--- Start of Exercise inputs ---

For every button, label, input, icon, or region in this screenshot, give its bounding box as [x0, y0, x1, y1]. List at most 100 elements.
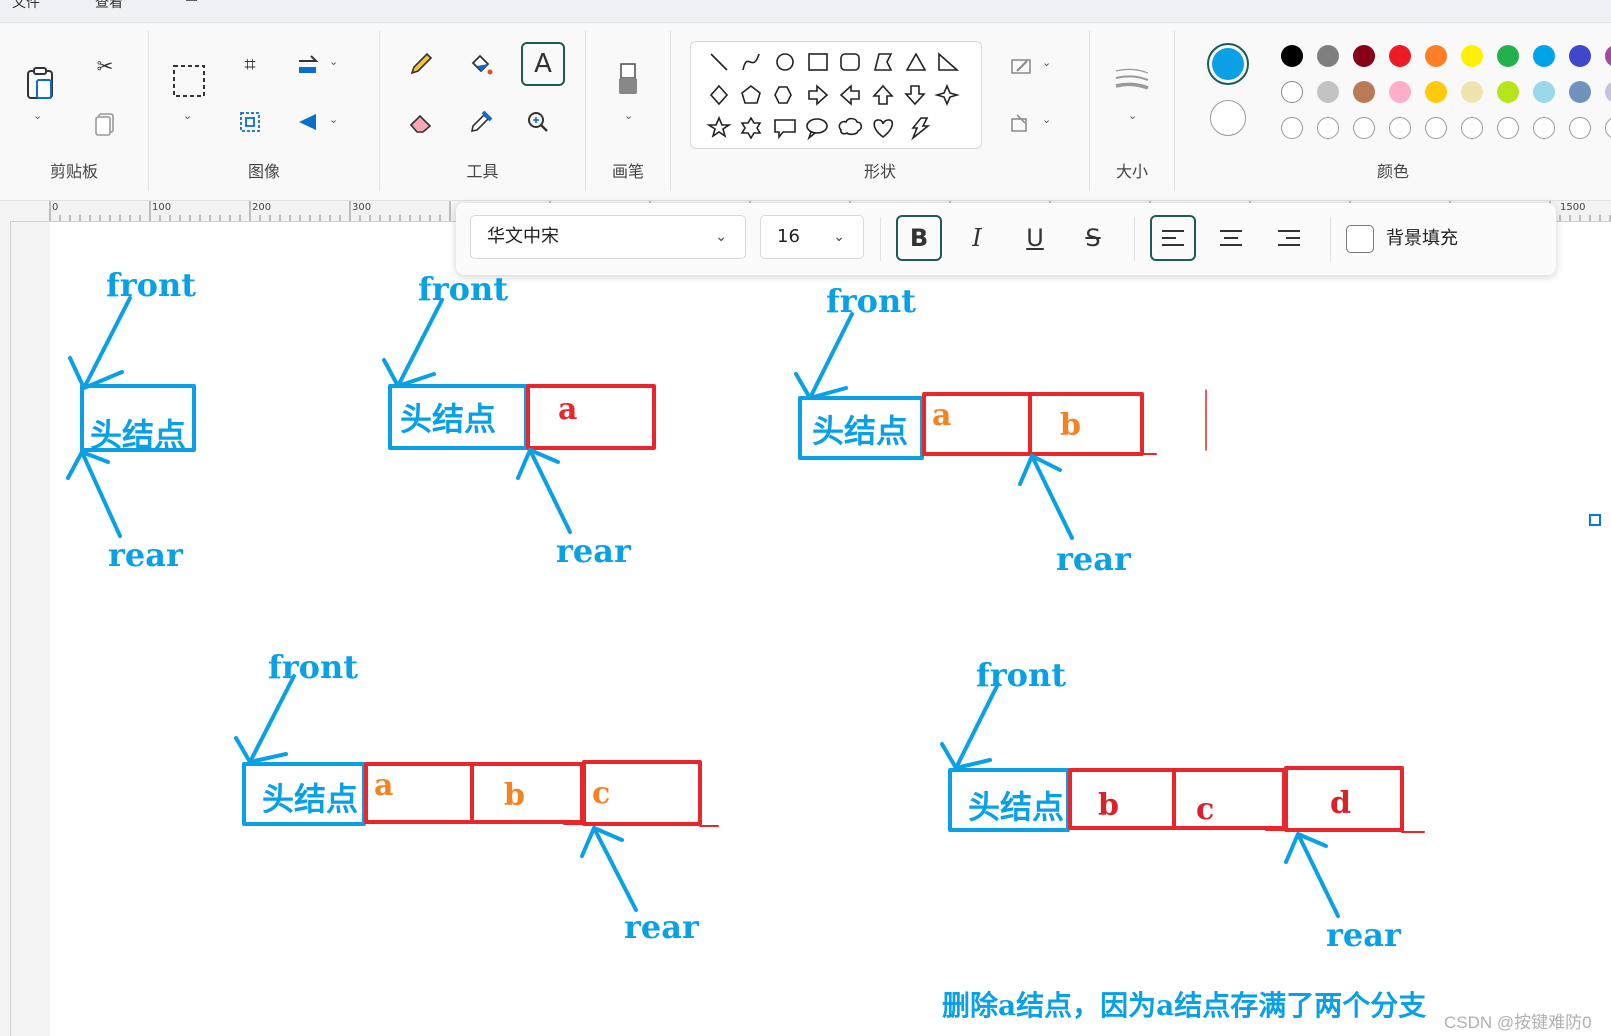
rotate-icon[interactable] [293, 49, 323, 79]
primary-color-button[interactable] [1207, 43, 1249, 85]
pencil-icon[interactable] [406, 49, 436, 79]
menu-file[interactable]: 文件 [12, 0, 40, 12]
rear-label: rear [1056, 540, 1131, 578]
drawing-canvas[interactable]: front 头结点 rear front 头结点 a rear front 头结… [50, 222, 1611, 1036]
oval-shape-icon [776, 53, 794, 71]
bold-button[interactable]: B [896, 215, 942, 261]
color-swatch[interactable] [1425, 81, 1447, 103]
chevron-down-icon[interactable]: ⌄ [329, 55, 338, 68]
outline-icon[interactable] [1006, 51, 1036, 81]
triangle-shape-icon [905, 52, 927, 71]
node-a-label: a [374, 768, 394, 803]
custom-color-slot[interactable] [1605, 117, 1611, 139]
align-left-button[interactable] [1150, 215, 1196, 261]
chevron-down-icon[interactable]: ⌄ [329, 113, 338, 126]
fill-shape-icon[interactable] [1006, 107, 1036, 137]
custom-color-slot[interactable] [1281, 117, 1303, 139]
italic-button[interactable]: I [954, 215, 1000, 261]
menu-view[interactable]: 查看 [95, 0, 123, 12]
vertical-ruler [0, 221, 11, 1036]
redo-icon[interactable]: ↷ [320, 0, 332, 6]
chevron-down-icon[interactable]: ⌄ [1042, 56, 1051, 69]
color-swatch[interactable] [1605, 45, 1611, 67]
custom-color-slot[interactable] [1353, 117, 1375, 139]
ruler-label: 300 [352, 202, 372, 213]
background-fill-checkbox[interactable] [1346, 225, 1374, 253]
magnifier-icon[interactable] [523, 107, 553, 137]
color-swatch[interactable] [1389, 81, 1411, 103]
secondary-color-button[interactable] [1210, 100, 1246, 136]
up-arrow-shape-icon [872, 84, 894, 105]
color-swatch[interactable] [1497, 45, 1519, 67]
custom-color-slot[interactable] [1425, 117, 1447, 139]
drawing-svg [66, 296, 1425, 918]
color-swatch[interactable] [1497, 81, 1519, 103]
chevron-down-icon[interactable]: ⌄ [183, 109, 192, 122]
color-swatch[interactable] [1533, 45, 1555, 67]
crop-icon[interactable]: ⌗ [235, 49, 265, 79]
resize-icon[interactable] [235, 107, 265, 137]
size-icon[interactable] [1114, 65, 1150, 95]
text-tool-button[interactable]: A [521, 42, 565, 86]
brush-icon[interactable] [613, 63, 643, 95]
caption-text: 删除a结点，因为a结点存满了两个分支 [942, 989, 1427, 1022]
align-center-button[interactable] [1208, 215, 1254, 261]
select-button[interactable] [171, 63, 207, 99]
font-family-select[interactable]: 华文中宋 ⌄ [470, 215, 746, 259]
copy-icon[interactable] [90, 109, 120, 139]
color-swatch[interactable] [1461, 81, 1483, 103]
flip-icon[interactable] [293, 107, 323, 137]
color-swatch[interactable] [1317, 45, 1339, 67]
curve-shape-icon [742, 53, 760, 71]
rounded-rectangle-shape-icon [840, 53, 860, 71]
chevron-down-icon[interactable]: ⌄ [1042, 113, 1051, 126]
fill-bucket-icon[interactable] [466, 49, 496, 79]
undo-icon[interactable]: ↶ [252, 0, 264, 6]
node-a-label: a [932, 398, 952, 433]
chevron-down-icon[interactable]: ⌄ [1128, 109, 1137, 122]
ruler-label: 100 [152, 202, 172, 213]
color-swatch[interactable] [1569, 81, 1591, 103]
color-swatch[interactable] [1281, 45, 1303, 67]
color-swatch[interactable] [1605, 81, 1611, 103]
color-swatch[interactable] [1533, 81, 1555, 103]
size-group: ⌄ 大小 [1090, 23, 1174, 200]
node-b-label: b [1060, 408, 1081, 443]
color-swatch[interactable] [1281, 81, 1303, 103]
save-icon[interactable]: ▭ [185, 0, 198, 6]
cut-icon[interactable]: ✂ [90, 51, 120, 81]
chevron-down-icon[interactable]: ⌄ [33, 109, 42, 122]
custom-color-slot[interactable] [1317, 117, 1339, 139]
eraser-icon[interactable] [406, 107, 436, 137]
node-a-label: a [558, 392, 578, 427]
custom-color-slot[interactable] [1461, 117, 1483, 139]
custom-color-slot[interactable] [1569, 117, 1591, 139]
five-point-star-shape-icon [706, 115, 732, 138]
color-swatch[interactable] [1389, 45, 1411, 67]
ribbon: ⌄ ✂ 剪贴板 ⌄ ⌗ ⌄ ⌄ 图像 A 工具 ⌄ 画笔 形状 ⌄ ⌄ ⌄ 大小… [0, 23, 1611, 201]
custom-color-slot[interactable] [1389, 117, 1411, 139]
align-right-button[interactable] [1266, 215, 1312, 261]
align-center-icon [1220, 230, 1242, 246]
color-swatch[interactable] [1569, 45, 1591, 67]
canvas-resize-handle[interactable] [1589, 514, 1601, 526]
menu-bar: 文件 查看 ▭ ↶ ↷ [0, 0, 1611, 23]
custom-color-slot[interactable] [1533, 117, 1555, 139]
color-swatch[interactable] [1353, 81, 1375, 103]
color-swatch[interactable] [1425, 45, 1447, 67]
color-picker-icon[interactable] [466, 107, 496, 137]
chevron-down-icon[interactable]: ⌄ [624, 109, 633, 122]
color-swatch[interactable] [1353, 45, 1375, 67]
polygon-shape-icon [873, 53, 893, 71]
color-swatch[interactable] [1461, 45, 1483, 67]
right-arrow-shape-icon [808, 84, 829, 106]
paste-button[interactable] [22, 65, 58, 101]
node-c-label: c [592, 776, 611, 811]
head-node-label: 头结点 [812, 412, 909, 450]
custom-color-slot[interactable] [1497, 117, 1519, 139]
strikethrough-button[interactable]: S [1070, 215, 1116, 261]
underline-button[interactable]: U [1012, 215, 1058, 261]
font-size-select[interactable]: 16 ⌄ [760, 215, 864, 259]
colors-group: 颜色 [1175, 23, 1611, 200]
color-swatch[interactable] [1317, 81, 1339, 103]
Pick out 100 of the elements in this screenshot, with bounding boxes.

--- End of Exercise inputs ---

** Given request **
Copy the lines word for word, starting with the line that contains "rotate-icon[interactable] [293, 49, 323, 79]" and continuing through the line that contains "bold-button[interactable]: B [896, 215, 942, 261]".

** Written response **
rotate-icon[interactable] [293, 49, 323, 79]
primary-color-button[interactable] [1207, 43, 1249, 85]
pencil-icon[interactable] [406, 49, 436, 79]
menu-file[interactable]: 文件 [12, 0, 40, 12]
rear-label: rear [1056, 540, 1131, 578]
drawing-canvas[interactable]: front 头结点 rear front 头结点 a rear front 头结… [50, 222, 1611, 1036]
oval-shape-icon [776, 53, 794, 71]
bold-button[interactable]: B [896, 215, 942, 261]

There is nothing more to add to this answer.